Repeat the listing word for word. No pictures belong in the copy.
■ ■ ■ ■ ■ ■ ■
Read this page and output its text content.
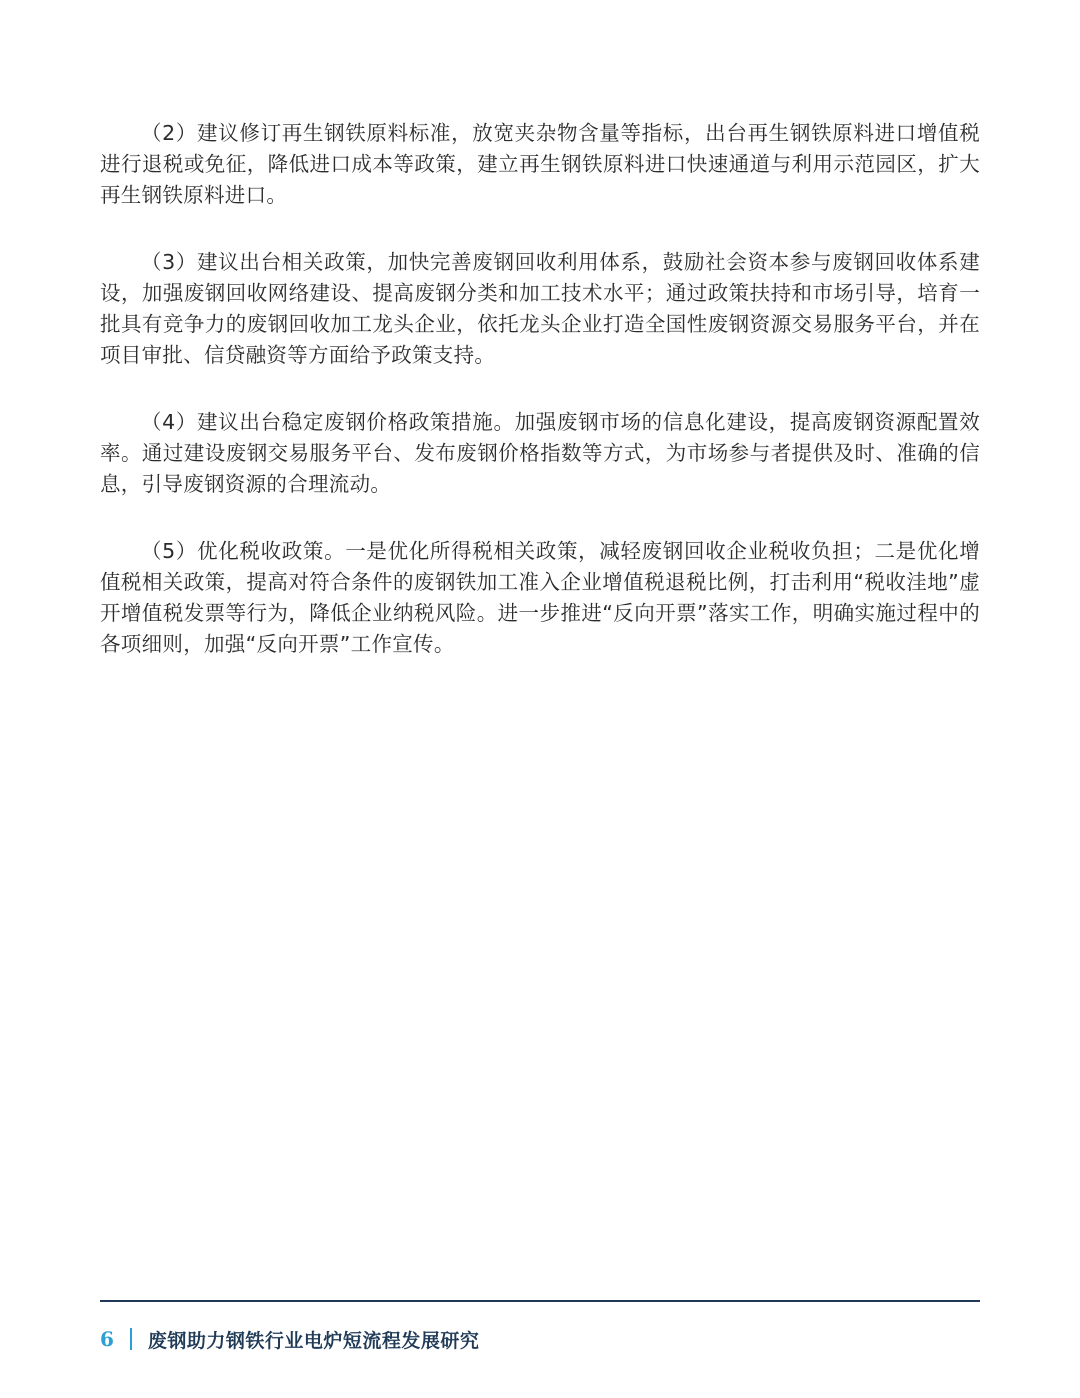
（2）建议修订再生钢铁原料标准，放宽夹杂物含量等指标，出台再生钢铁原料进口增值税进行退税或免征，降低进口成本等政策，建立再生钢铁原料进口快速通道与利用示范园区，扩大再生钢铁原料进口。

（3）建议出台相关政策，加快完善废钢回收利用体系，鼓励社会资本参与废钢回收体系建设，加强废钢回收网络建设、提高废钢分类和加工技术水平；通过政策扶持和市场引导，培育一批具有竞争力的废钢回收加工龙头企业，依托龙头企业打造全国性废钢资源交易服务平台，并在项目审批、信贷融资等方面给予政策支持。

（4）建议出台稳定废钢价格政策措施。加强废钢市场的信息化建设，提高废钢资源配置效率。通过建设废钢交易服务平台、发布废钢价格指数等方式，为市场参与者提供及时、准确的信息，引导废钢资源的合理流动。

（5）优化税收政策。一是优化所得税相关政策，减轻废钢回收企业税收负担；二是优化增值税相关政策，提高对符合条件的废钢铁加工准入企业增值税退税比例，打击利用“税收洼地”虚开增值税发票等行为，降低企业纳税风险。进一步推进“反向开票”落实工作，明确实施过程中的各项细则，加强“反向开票”工作宣传。

6 废钢助力钢铁行业电炉短流程发展研究
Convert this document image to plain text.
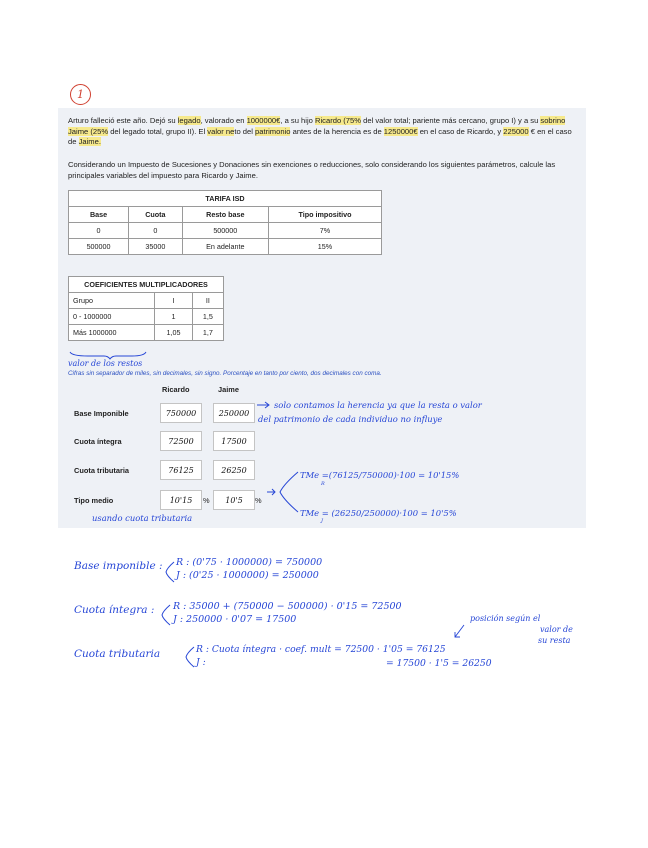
1
Arturo falleció este año. Dejó su legado, valorado en 1000000€, a su hijo Ricardo (75% del valor total; pariente más cercano, grupo I) y a su sobrino Jaime (25% del legado total, grupo II). El valor neto del patrimonio antes de la herencia es de 1250000€ en el caso de Ricardo, y 225000 € en el caso de Jaime.
Considerando un Impuesto de Sucesiones y Donaciones sin exenciones o reducciones, solo considerando los siguientes parámetros, calcule las principales variables del impuesto para Ricardo y Jaime.
TARIFA ISD			
Base	Cuota	Resto base	Tipo impositivo
0	0	500000	7%
500000	35000	En adelante	15%
COEFICIENTES MULTIPLICADORES		
Grupo	I	II
0 - 1000000	1	1,5
Más 1000000	1,05	1,7
valor de los restos
Cifras sin separador de miles, sin decimales, sin signo. Porcentaje en tanto por ciento, dos decimales con coma.
Ricardo	Jaime
Base Imponible	750000	250000
Cuota íntegra	72500	17500
Cuota tributaria	76125	26250
Tipo medio	10'15	%	10'5	%
solo contamos la herencia ya que la resta o valor
del patrimonio de cada individuo no influye
TMe =(76125/750000)·100 = 10'15%
R
TMe = (26250/250000)·100 = 10'5%
J
usando cuota tributaria
Base imponible : R : (0'75 · 1000000) = 750000
J : (0'25 · 1000000) = 250000
Cuota íntegra : R : 35000 + (750000 − 500000) · 0'15 = 72500
J : 250000 · 0'07 = 17500	posición según el
valor de
su resta
Cuota tributaria	R : Cuota íntegra · coef. mult = 72500 · 1'05 = 76125
J :	= 17500 · 1'5 = 26250
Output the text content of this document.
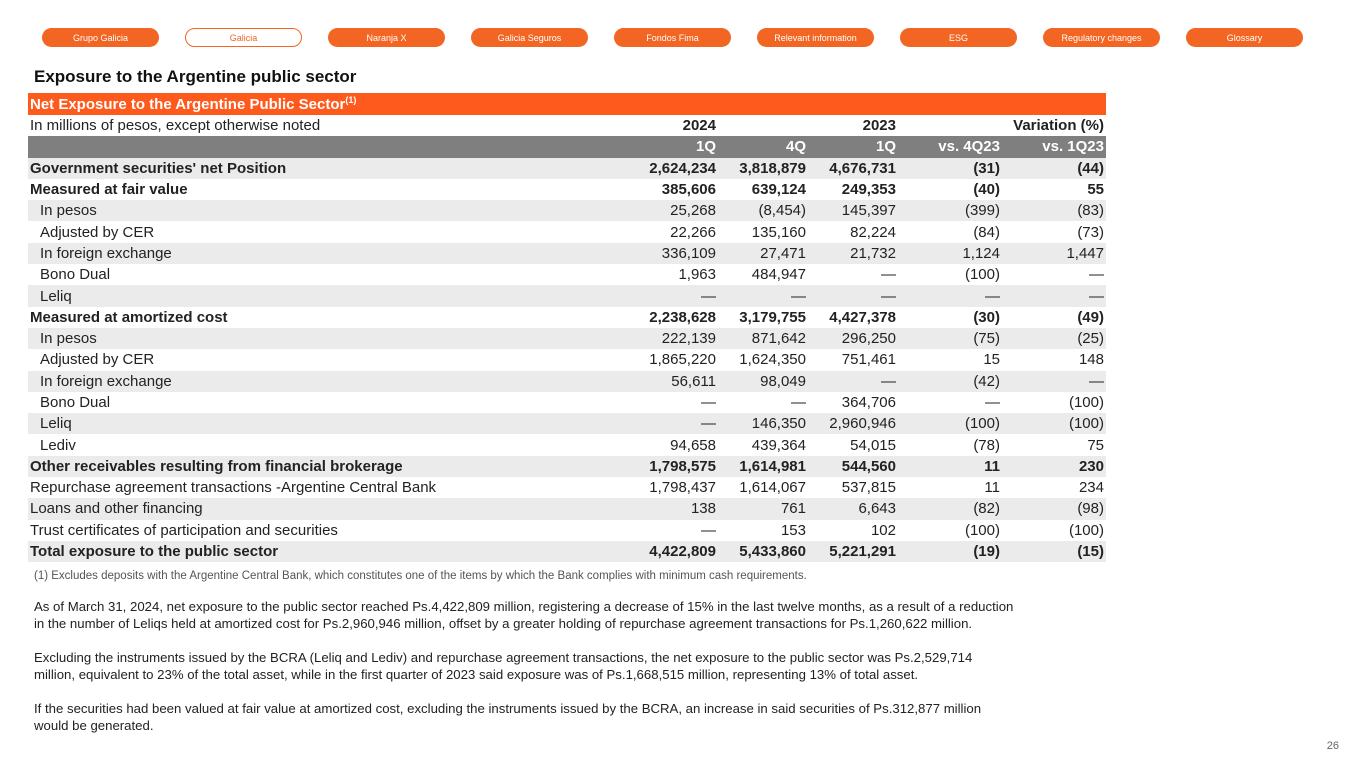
Grupo Galicia	Galicia	Naranja X	Galicia Seguros	Fondos Fima	Relevant information	ESG	Regulatory changes	Glossary
Exposure to the Argentine public sector
Net Exposure to the Argentine Public Sector$^{(1)}$
In millions of pesos, except otherwise noted	2024		2023	Variation (%)	
	1Q	4Q	1Q	vs. 4Q23	vs. 1Q23
Government securities' net Position	2,624,234	3,818,879	4,676,731	(31)	(44)
Measured at fair value	385,606	639,124	249,353	(40)	55
In pesos	25,268	(8,454)	145,397	(399)	(83)
Adjusted by CER	22,266	135,160	82,224	(84)	(73)
In foreign exchange	336,109	27,471	21,732	1,124	1,447
Bono Dual	1,963	484,947	—	(100)	—
Leliq	—	—	—	—	—
Measured at amortized cost	2,238,628	3,179,755	4,427,378	(30)	(49)
In pesos	222,139	871,642	296,250	(75)	(25)
Adjusted by CER	1,865,220	1,624,350	751,461	15	148
In foreign exchange	56,611	98,049	—	(42)	—
Bono Dual	—	—	364,706	—	(100)
Leliq	—	146,350	2,960,946	(100)	(100)
Lediv	94,658	439,364	54,015	(78)	75
Other receivables resulting from financial brokerage	1,798,575	1,614,981	544,560	11	230
Repurchase agreement transactions -Argentine Central Bank	1,798,437	1,614,067	537,815	11	234
Loans and other financing	138	761	6,643	(82)	(98)
Trust certificates of participation and securities	—	153	102	(100)	(100)
Total exposure to the public sector	4,422,809	5,433,860	5,221,291	(19)	(15)
(1) Excludes deposits with the Argentine Central Bank, which constitutes one of the items by which the Bank complies with minimum cash requirements.

As of March 31, 2024, net exposure to the public sector reached Ps.4,422,809 million, registering a decrease of 15% in the last twelve months, as a result of a reduction in the number of Leliqs held at amortized cost for Ps.2,960,946 million, offset by a greater holding of repurchase agreement transactions for Ps.1,260,622 million.

Excluding the instruments issued by the BCRA (Leliq and Lediv) and repurchase agreement transactions, the net exposure to the public sector was Ps.2,529,714 million, equivalent to 23% of the total asset, while in the first quarter of 2023 said exposure was of Ps.1,668,515 million, representing 13% of total asset.

If the securities had been valued at fair value at amortized cost, excluding the instruments issued by the BCRA, an increase in said securities of Ps.312,877 million would be generated.

26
■ ■ ■ ■ ■ ■ ■
WRITTEN ANSWER
Read this page and output its text content.
（2）建议修订再生钢铁原料标准，放宽夹杂物含量等指标，出台再生钢铁原料进口增值税进行退税或免征，降低进口成本等政策，建立再生钢铁原料进口快速通道与利用示范园区，扩大再生钢铁原料进口。

（3）建议出台相关政策，加快完善废钢回收利用体系，鼓励社会资本参与废钢回收体系建设，加强废钢回收网络建设、提高废钢分类和加工技术水平；通过政策扶持和市场引导，培育一批具有竞争力的废钢回收加工龙头企业，依托龙头企业打造全国性废钢资源交易服务平台，并在项目审批、信贷融资等方面给予政策支持。

（4）建议出台稳定废钢价格政策措施。加强废钢市场的信息化建设，提高废钢资源配置效率。通过建设废钢交易服务平台、发布废钢价格指数等方式，为市场参与者提供及时、准确的信息，引导废钢资源的合理流动。

（5）优化税收政策。一是优化所得税相关政策，减轻废钢回收企业税收负担；二是优化增值税相关政策，提高对符合条件的废钢铁加工准入企业增值税退税比例，打击利用“税收洼地”虚开增值税发票等行为，降低企业纳税风险。进一步推进“反向开票”落实工作，明确实施过程中的各项细则，加强“反向开票”工作宣传。

6 废钢助力钢铁行业电炉短流程发展研究
Convert this document image to plain text.
1
Arturo falleció este año. Dejó su legado, valorado en 1000000€, a su hijo Ricardo (75% del valor total; pariente más cercano, grupo I) y a su sobrino Jaime (25% del legado total, grupo II). El valor neto del patrimonio antes de la herencia es de 1250000€ en el caso de Ricardo, y 225000 € en el caso de Jaime.
Considerando un Impuesto de Sucesiones y Donaciones sin exenciones o reducciones, solo considerando los siguientes parámetros, calcule las principales variables del impuesto para Ricardo y Jaime.
TARIFA ISD			
Base	Cuota	Resto base	Tipo impositivo
0	0	500000	7%
500000	35000	En adelante	15%
COEFICIENTES MULTIPLICADORES		
Grupo	I	II
0 - 1000000	1	1,5
Más 1000000	1,05	1,7
valor de los restos
Cifras sin separador de miles, sin decimales, sin signo. Porcentaje en tanto por ciento, dos decimales con coma.
Ricardo	Jaime
Base Imponible	750000	250000
Cuota íntegra	72500	17500
Cuota tributaria	76125	26250
Tipo medio	10'15	%	10'5	%
solo contamos la herencia ya que la resta o valor
del patrimonio de cada individuo no influye
TMe =(76125/750000)·100 = 10'15%
R
TMe = (26250/250000)·100 = 10'5%
J
usando cuota tributaria
Base imponible : R : (0'75 · 1000000) = 750000
J : (0'25 · 1000000) = 250000
Cuota íntegra : R : 35000 + (750000 − 500000) · 0'15 = 72500
J : 250000 · 0'07 = 17500	posición según el
valor de
su resta
Cuota tributaria	R : Cuota íntegra · coef. mult = 72500 · 1'05 = 76125
J :	= 17500 · 1'5 = 26250
Output the text content of this document.
Grupo Galicia	Galicia	Naranja X	Galicia Seguros	Fondos Fima	Relevant information	ESG	Regulatory changes	Glossary
Exposure to the Argentine public sector
Net Exposure to the Argentine Public Sector$^{(1)}$
In millions of pesos, except otherwise noted	2024		2023	Variation (%)	
	1Q	4Q	1Q	vs. 4Q23	vs. 1Q23
Government securities' net Position	2,624,234	3,818,879	4,676,731	(31)	(44)
Measured at fair value	385,606	639,124	249,353	(40)	55
In pesos	25,268	(8,454)	145,397	(399)	(83)
Adjusted by CER	22,266	135,160	82,224	(84)	(73)
In foreign exchange	336,109	27,471	21,732	1,124	1,447
Bono Dual	1,963	484,947	—	(100)	—
Leliq	—	—	—	—	—
Measured at amortized cost	2,238,628	3,179,755	4,427,378	(30)	(49)
In pesos	222,139	871,642	296,250	(75)	(25)
Adjusted by CER	1,865,220	1,624,350	751,461	15	148
In foreign exchange	56,611	98,049	—	(42)	—
Bono Dual	—	—	364,706	—	(100)
Leliq	—	146,350	2,960,946	(100)	(100)
Lediv	94,658	439,364	54,015	(78)	75
Other receivables resulting from financial brokerage	1,798,575	1,614,981	544,560	11	230
Repurchase agreement transactions -Argentine Central Bank	1,798,437	1,614,067	537,815	11	234
Loans and other financing	138	761	6,643	(82)	(98)
Trust certificates of participation and securities	—	153	102	(100)	(100)
Total exposure to the public sector	4,422,809	5,433,860	5,221,291	(19)	(15)
(1) Excludes deposits with the Argentine Central Bank, which constitutes one of the items by which the Bank complies with minimum cash requirements.

As of March 31, 2024, net exposure to the public sector reached Ps.4,422,809 million, registering a decrease of 15% in the last twelve months, as a result of a reduction in the number of Leliqs held at amortized cost for Ps.2,960,946 million, offset by a greater holding of repurchase agreement transactions for Ps.1,260,622 million.

Excluding the instruments issued by the BCRA (Leliq and Lediv) and repurchase agreement transactions, the net exposure to the public sector was Ps.2,529,714 million, equivalent to 23% of the total asset, while in the first quarter of 2023 said exposure was of Ps.1,668,515 million, representing 13% of total asset.

If the securities had been valued at fair value at amortized cost, excluding the instruments issued by the BCRA, an increase in said securities of Ps.312,877 million would be generated.

26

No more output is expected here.